### Task details:
Retype the records below exactly as they appear.
-- Start Data supplied --
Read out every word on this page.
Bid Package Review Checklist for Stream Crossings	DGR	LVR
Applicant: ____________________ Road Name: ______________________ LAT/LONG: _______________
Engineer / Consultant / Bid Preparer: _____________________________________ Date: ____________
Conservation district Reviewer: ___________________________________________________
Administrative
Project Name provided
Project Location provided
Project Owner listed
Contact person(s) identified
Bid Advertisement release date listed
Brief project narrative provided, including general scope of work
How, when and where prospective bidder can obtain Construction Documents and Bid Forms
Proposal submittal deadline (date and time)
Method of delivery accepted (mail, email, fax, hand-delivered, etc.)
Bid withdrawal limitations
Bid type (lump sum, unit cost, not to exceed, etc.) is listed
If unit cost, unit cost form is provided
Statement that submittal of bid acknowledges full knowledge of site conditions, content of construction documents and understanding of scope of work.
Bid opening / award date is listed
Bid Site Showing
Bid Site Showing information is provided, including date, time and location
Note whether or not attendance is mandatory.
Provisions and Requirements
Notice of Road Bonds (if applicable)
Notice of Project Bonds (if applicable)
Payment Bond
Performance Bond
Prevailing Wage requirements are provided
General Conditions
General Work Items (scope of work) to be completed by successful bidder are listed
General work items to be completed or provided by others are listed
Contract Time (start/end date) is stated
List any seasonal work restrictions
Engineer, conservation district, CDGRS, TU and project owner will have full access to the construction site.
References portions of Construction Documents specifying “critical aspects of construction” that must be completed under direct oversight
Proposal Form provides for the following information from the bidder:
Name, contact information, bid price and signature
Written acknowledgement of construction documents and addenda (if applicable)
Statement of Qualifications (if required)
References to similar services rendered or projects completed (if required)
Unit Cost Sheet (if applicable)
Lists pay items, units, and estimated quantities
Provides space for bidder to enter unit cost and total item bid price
-- End Data supplied --
### Solution for this exercise:
Read out every word on this page.
Bid Package Review Checklist for Stream Crossings	DGR	LVR
Applicant: ____________________ Road Name: ______________________ LAT/LONG: _______________
Engineer / Consultant / Bid Preparer: _____________________________________ Date: ____________
Conservation district Reviewer: ___________________________________________________
Administrative
Project Name provided
Project Location provided
Project Owner listed
Contact person(s) identified
Bid Advertisement release date listed
Brief project narrative provided, including general scope of work
How, when and where prospective bidder can obtain Construction Documents and Bid Forms
Proposal submittal deadline (date and time)
Method of delivery accepted (mail, email, fax, hand-delivered, etc.)
Bid withdrawal limitations
Bid type (lump sum, unit cost, not to exceed, etc.) is listed
If unit cost, unit cost form is provided
Statement that submittal of bid acknowledges full knowledge of site conditions, content of construction documents and understanding of scope of work.
Bid opening / award date is listed
Bid Site Showing
Bid Site Showing information is provided, including date, time and location
Note whether or not attendance is mandatory.
Provisions and Requirements
Notice of Road Bonds (if applicable)
Notice of Project Bonds (if applicable)
Payment Bond
Performance Bond
Prevailing Wage requirements are provided
General Conditions
General Work Items (scope of work) to be completed by successful bidder are listed
General work items to be completed or provided by others are listed
Contract Time (start/end date) is stated
List any seasonal work restrictions
Engineer, conservation district, CDGRS, TU and project owner will have full access to the construction site.
References portions of Construction Documents specifying “critical aspects of construction” that must be completed under direct oversight
Proposal Form provides for the following information from the bidder:
Name, contact information, bid price and signature
Written acknowledgement of construction documents and addenda (if applicable)
Statement of Qualifications (if required)
References to similar services rendered or projects completed (if required)
Unit Cost Sheet (if applicable)
Lists pay items, units, and estimated quantities
Provides space for bidder to enter unit cost and total item bid price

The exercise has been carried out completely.